**** TEXT FOR ANALYSIS ****

In 2004 Marathon bought out Ashland's share. In February 2011, Marathon sold its SuperAmerica stores along with the Marathon refinery in St. Paul Park, Minnesota to Northern Tier Energy, a newly formed company backed by the private equity firms ACON Investments and TPG Capital. Northern Tier Energy went public in 2012. In 2013, Western Refining, a Marathon subsidiary, bought a controlling stake in Northern Tier Energy.

In May 2013, Holiday Stationstores acquired SuperAmerica's stores in Rochester, Minnesota.

In 2015, employees protested at the corporate headquarters in Woodbury, Minnesota, to lobby against low hourly wages and erratic employee scheduling.

During the early 2010s, following the chain's purchase by Northern Tier Energy, the chain began to fall behind competitors. Shoppers reported rusting canopies, water damaged ceilings, broken tile floors, and malfunctioning soda machines . As SuperAmerica's primary competitor Holiday Stationstores continually invested in locations (especially after that chain's acquisition by Circle K parent Alimentation Couche-Tard), SA stagnated. Upon Kwik Trip and Casey's entrance to the local market SA fell further behind . Holiday was generating twice as much revenue per store as SA. Furthermore, SA failed to further develop its food service offerings like their competitors did in the 2010s .

**** DATASET EXTRACT ****

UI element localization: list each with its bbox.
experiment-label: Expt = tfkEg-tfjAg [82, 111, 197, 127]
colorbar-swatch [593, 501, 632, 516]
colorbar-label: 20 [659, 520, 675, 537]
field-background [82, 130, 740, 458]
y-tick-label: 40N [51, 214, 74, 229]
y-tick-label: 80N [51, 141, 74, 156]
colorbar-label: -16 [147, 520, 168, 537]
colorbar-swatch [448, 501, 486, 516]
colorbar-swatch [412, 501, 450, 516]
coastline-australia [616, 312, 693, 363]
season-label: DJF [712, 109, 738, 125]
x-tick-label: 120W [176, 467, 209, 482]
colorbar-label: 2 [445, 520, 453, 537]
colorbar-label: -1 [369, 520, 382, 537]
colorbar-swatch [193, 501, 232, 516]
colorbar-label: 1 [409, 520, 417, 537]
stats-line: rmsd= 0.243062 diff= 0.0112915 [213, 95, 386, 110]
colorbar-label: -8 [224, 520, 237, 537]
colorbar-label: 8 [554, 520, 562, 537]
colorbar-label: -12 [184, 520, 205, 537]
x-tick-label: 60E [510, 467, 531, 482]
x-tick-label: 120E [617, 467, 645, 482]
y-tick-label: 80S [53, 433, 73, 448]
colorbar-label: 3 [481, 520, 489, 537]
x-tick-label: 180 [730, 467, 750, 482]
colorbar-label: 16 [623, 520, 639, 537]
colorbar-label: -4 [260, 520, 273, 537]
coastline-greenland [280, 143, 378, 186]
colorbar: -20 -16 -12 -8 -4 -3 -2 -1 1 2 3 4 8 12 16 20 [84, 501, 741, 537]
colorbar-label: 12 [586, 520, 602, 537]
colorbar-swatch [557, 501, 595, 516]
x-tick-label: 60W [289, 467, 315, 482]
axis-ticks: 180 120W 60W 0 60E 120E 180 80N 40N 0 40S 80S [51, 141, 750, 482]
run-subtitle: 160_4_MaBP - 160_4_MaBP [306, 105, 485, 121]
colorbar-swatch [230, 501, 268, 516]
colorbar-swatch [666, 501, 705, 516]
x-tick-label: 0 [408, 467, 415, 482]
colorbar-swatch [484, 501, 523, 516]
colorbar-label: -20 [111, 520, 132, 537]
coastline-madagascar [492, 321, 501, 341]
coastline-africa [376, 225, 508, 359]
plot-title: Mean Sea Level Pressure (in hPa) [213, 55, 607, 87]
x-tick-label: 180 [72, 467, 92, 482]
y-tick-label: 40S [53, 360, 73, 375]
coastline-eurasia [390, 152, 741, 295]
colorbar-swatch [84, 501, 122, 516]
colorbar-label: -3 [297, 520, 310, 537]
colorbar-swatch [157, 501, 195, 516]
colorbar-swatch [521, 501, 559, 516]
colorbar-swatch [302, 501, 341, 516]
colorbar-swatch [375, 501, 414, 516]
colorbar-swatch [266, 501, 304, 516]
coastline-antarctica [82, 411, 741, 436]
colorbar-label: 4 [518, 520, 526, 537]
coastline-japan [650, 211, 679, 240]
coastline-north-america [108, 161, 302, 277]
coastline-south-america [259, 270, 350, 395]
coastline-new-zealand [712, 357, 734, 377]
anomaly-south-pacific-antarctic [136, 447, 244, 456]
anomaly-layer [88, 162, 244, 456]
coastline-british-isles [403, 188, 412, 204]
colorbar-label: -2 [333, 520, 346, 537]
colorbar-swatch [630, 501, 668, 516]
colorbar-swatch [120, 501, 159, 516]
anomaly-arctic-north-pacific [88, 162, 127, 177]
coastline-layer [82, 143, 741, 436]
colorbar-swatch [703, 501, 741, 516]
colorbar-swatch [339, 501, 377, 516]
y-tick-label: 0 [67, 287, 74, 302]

****

### ASSIGNED TASK 1:
According to the SuperAmerica text above, where did employees protest in 2015?
### ASSIGNED TASK 2:
Condense the paragraph of the SuperAmerica text that begins "During the early 2010s" into a short bulleted list that keeps its main facts.
### ASSIGNED TASK 3:
Pick up the SuperAmerica text after its final sentence and continue it.

### TASK RESULT 1:
At the corporate headquarters in Woodbury, Minnesota.

### TASK RESULT 2:
- After Northern Tier Energy bought the chain in the early 2010s, SuperAmerica began to fall behind competitors.
- Shoppers reported rusting canopies, water-damaged ceilings, broken tile floors, and malfunctioning soda machines.
- SA stagnated while its main competitor, Holiday Stationstores, kept investing in locations, especially after Alimentation Couche-Tard, the parent of Circle K, acquired Holiday.
- SA fell further behind when Kwik Trip and Casey's entered the local market.
- Holiday generated twice as much revenue per store as SA.
- SA did not develop its food service offerings further, unlike its competitors in the 2010s.

### TASK RESULT 3:
In 2018, SuperAmerica was rebranded as Speedway, after Marathon's acquisition of SuperAmerica in May 2018. Marathon ultimately sold Speedway to 7-Eleven in 2021. As some former SuperAmerica locations were originally 7-Eleven locations, those locations came full circle.

One store remains with SuperAmerica branding in Lexington, Kentucky. It is thought that the SuperAmerica name is used on this location to avoid trademark abandonment (similar to Chevron Corporation using the Standard Oil name on a small number of stations), as the name only appears on the price sign, canopy, and building; the location (including the pumps) is otherwise a Speedway.

== Rewards programs ==
SuperAmerica maintained a rewards program for customers called "My SA Rewards". Points in the program were redeemable for discounts in gasoline purchase or on other purchases in stores. The rewards program offered 3 cents off per gallon of gasoline. From 2011 to 2016, the company accepted the coupons of competitors gas coupons. The company also offered its own credit card to reduce cost of gasoline by 5 cents per gallon. The credit card was offered to customers in partnership with the bank First Bankcard.